* _Goal_: Work out how many lines hold the string "JSON". The answer is a single number, nothing more.

* _Recorded information_:
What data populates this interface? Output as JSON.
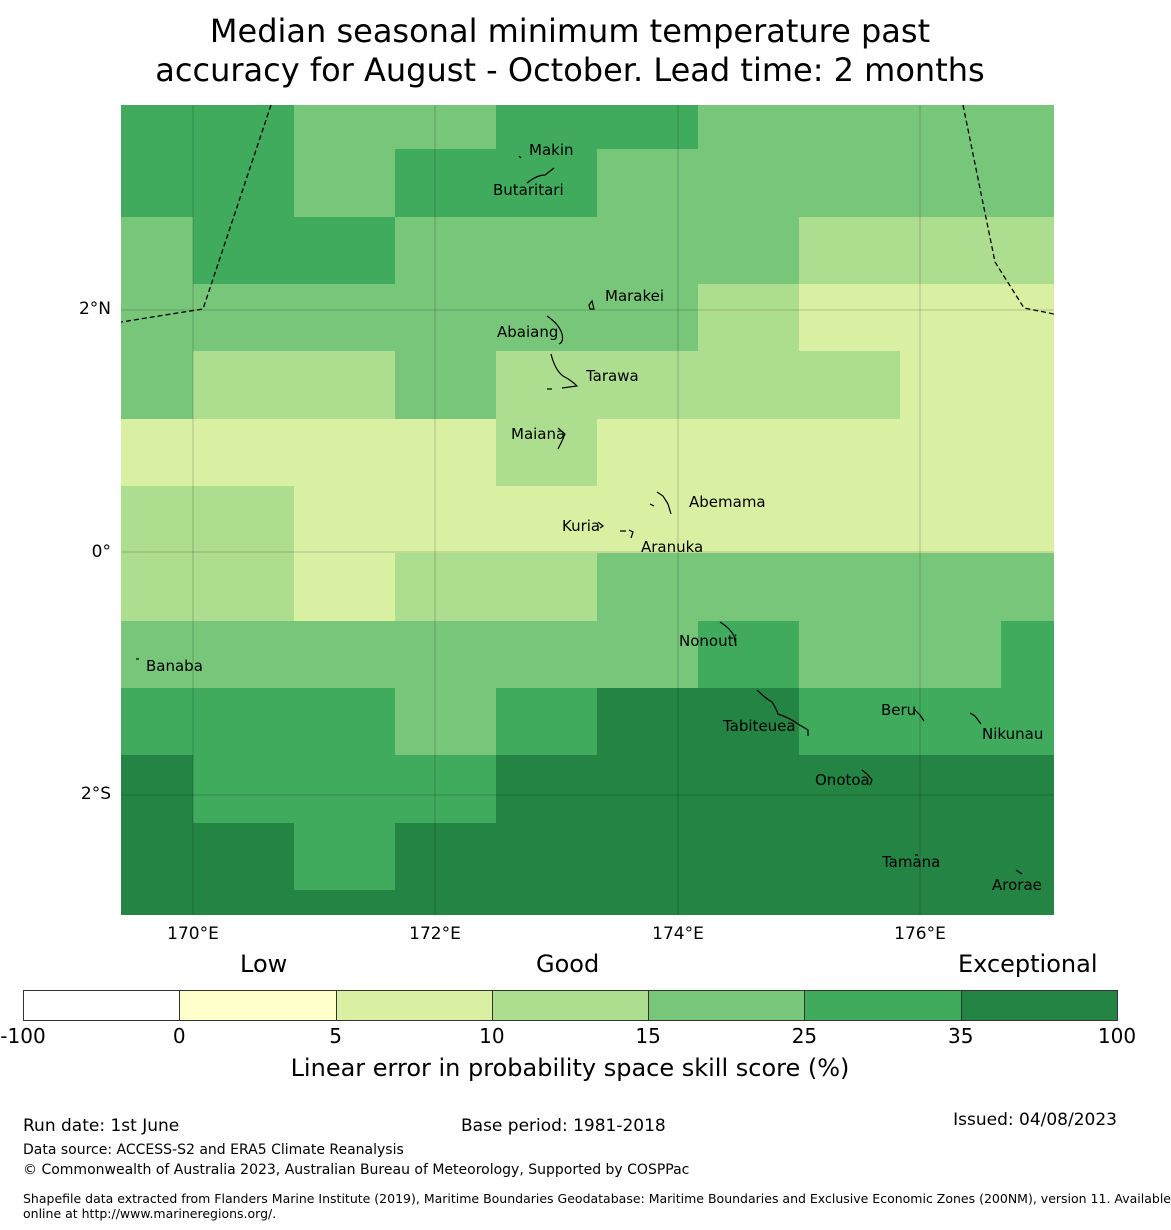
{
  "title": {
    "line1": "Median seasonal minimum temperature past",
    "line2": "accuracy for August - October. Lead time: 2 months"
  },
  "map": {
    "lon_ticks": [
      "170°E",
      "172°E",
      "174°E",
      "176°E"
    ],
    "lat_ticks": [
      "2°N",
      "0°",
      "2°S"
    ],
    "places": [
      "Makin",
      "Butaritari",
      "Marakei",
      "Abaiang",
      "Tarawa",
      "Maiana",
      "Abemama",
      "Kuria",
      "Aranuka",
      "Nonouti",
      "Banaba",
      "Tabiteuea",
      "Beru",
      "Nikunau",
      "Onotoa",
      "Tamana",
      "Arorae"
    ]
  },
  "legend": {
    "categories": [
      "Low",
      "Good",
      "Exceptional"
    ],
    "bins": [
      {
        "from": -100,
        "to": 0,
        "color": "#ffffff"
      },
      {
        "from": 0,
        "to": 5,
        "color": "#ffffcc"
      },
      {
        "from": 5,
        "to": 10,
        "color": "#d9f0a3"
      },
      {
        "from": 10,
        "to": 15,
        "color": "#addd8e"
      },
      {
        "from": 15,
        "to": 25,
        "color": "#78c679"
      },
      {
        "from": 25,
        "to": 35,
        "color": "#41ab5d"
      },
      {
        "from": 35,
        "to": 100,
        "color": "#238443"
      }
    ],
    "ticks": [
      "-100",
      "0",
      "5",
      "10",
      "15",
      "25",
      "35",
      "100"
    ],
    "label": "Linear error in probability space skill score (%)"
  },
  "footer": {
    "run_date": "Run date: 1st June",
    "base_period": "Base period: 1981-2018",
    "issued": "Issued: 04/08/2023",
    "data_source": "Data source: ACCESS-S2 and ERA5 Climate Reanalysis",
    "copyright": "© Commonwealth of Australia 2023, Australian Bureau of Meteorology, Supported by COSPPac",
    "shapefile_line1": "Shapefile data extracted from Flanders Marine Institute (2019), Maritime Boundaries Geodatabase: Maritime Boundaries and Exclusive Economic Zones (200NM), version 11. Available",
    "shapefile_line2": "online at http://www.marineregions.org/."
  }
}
* * *
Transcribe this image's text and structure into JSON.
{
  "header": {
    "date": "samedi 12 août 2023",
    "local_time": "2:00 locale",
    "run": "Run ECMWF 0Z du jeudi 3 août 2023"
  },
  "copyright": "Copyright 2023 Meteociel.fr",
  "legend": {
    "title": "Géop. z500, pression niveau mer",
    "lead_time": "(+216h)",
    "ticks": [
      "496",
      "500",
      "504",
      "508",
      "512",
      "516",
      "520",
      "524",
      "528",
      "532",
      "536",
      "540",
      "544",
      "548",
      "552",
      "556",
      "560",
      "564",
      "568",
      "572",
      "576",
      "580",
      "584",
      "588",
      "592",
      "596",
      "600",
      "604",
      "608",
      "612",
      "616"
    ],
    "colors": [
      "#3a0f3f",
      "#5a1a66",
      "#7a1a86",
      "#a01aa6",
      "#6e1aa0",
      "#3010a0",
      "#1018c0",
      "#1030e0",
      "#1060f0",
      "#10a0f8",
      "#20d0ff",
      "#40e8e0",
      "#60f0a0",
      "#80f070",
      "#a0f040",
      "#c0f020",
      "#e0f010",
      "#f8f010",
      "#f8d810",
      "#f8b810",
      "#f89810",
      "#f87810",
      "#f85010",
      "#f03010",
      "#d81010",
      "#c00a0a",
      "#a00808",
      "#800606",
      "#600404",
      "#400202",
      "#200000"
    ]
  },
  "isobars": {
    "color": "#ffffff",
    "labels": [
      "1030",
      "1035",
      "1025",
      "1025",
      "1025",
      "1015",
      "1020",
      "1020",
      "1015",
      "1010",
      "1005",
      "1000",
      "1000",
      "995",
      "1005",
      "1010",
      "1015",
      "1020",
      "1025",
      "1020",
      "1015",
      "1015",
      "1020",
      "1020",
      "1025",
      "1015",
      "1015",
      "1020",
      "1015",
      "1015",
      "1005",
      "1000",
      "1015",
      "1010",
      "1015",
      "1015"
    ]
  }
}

* _Task output_: 2